### SUPPLIED RECORDS

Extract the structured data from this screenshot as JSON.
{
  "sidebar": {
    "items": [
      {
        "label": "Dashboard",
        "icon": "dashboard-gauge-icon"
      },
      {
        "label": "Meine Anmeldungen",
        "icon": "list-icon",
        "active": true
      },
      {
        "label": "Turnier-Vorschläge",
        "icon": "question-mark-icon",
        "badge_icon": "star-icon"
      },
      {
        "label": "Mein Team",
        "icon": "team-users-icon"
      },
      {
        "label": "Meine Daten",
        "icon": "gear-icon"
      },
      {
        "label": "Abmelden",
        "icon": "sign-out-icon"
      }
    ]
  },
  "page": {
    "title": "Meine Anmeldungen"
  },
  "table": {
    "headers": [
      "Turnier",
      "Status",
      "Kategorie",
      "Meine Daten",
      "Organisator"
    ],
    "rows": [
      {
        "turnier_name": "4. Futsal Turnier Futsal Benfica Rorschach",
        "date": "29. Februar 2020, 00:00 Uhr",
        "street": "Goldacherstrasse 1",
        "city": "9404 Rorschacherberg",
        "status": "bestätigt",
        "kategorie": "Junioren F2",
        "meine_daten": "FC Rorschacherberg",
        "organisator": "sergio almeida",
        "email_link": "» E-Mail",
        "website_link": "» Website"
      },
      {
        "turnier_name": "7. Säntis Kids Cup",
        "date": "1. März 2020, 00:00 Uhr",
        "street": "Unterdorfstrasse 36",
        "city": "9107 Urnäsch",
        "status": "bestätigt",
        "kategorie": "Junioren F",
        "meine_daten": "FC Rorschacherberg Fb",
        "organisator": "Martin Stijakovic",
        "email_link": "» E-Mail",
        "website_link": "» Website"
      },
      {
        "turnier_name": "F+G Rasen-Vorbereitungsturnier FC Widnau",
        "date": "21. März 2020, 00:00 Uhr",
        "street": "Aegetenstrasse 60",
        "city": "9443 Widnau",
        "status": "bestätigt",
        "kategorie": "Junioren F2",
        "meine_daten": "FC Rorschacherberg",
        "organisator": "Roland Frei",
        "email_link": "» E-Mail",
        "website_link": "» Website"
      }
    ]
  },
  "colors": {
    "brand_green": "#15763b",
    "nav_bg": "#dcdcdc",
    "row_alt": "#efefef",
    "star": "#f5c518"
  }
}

### SHORT TASK
Extract the whole listing, character for character.

### OUTPUT
Extract the structured data from this screenshot as JSON.
{
  "sidebar": {
    "items": [
      {
        "label": "Dashboard",
        "icon": "dashboard-gauge-icon"
      },
      {
        "label": "Meine Anmeldungen",
        "icon": "list-icon",
        "active": true
      },
      {
        "label": "Turnier-Vorschläge",
        "icon": "question-mark-icon",
        "badge_icon": "star-icon"
      },
      {
        "label": "Mein Team",
        "icon": "team-users-icon"
      },
      {
        "label": "Meine Daten",
        "icon": "gear-icon"
      },
      {
        "label": "Abmelden",
        "icon": "sign-out-icon"
      }
    ]
  },
  "page": {
    "title": "Meine Anmeldungen"
  },
  "table": {
    "headers": [
      "Turnier",
      "Status",
      "Kategorie",
      "Meine Daten",
      "Organisator"
    ],
    "rows": [
      {
        "turnier_name": "4. Futsal Turnier Futsal Benfica Rorschach",
        "date": "29. Februar 2020, 00:00 Uhr",
        "street": "Goldacherstrasse 1",
        "city": "9404 Rorschacherberg",
        "status": "bestätigt",
        "kategorie": "Junioren F2",
        "meine_daten": "FC Rorschacherberg",
        "organisator": "sergio almeida",
        "email_link": "» E-Mail",
        "website_link": "» Website"
      },
      {
        "turnier_name": "7. Säntis Kids Cup",
        "date": "1. März 2020, 00:00 Uhr",
        "street": "Unterdorfstrasse 36",
        "city": "9107 Urnäsch",
        "status": "bestätigt",
        "kategorie": "Junioren F",
        "meine_daten": "FC Rorschacherberg Fb",
        "organisator": "Martin Stijakovic",
        "email_link": "» E-Mail",
        "website_link": "» Website"
      },
      {
        "turnier_name": "F+G Rasen-Vorbereitungsturnier FC Widnau",
        "date": "21. März 2020, 00:00 Uhr",
        "street": "Aegetenstrasse 60",
        "city": "9443 Widnau",
        "status": "bestätigt",
        "kategorie": "Junioren F2",
        "meine_daten": "FC Rorschacherberg",
        "organisator": "Roland Frei",
        "email_link": "» E-Mail",
        "website_link": "» Website"
      }
    ]
  },
  "colors": {
    "brand_green": "#15763b",
    "nav_bg": "#dcdcdc",
    "row_alt": "#efefef",
    "star": "#f5c518"
  }
}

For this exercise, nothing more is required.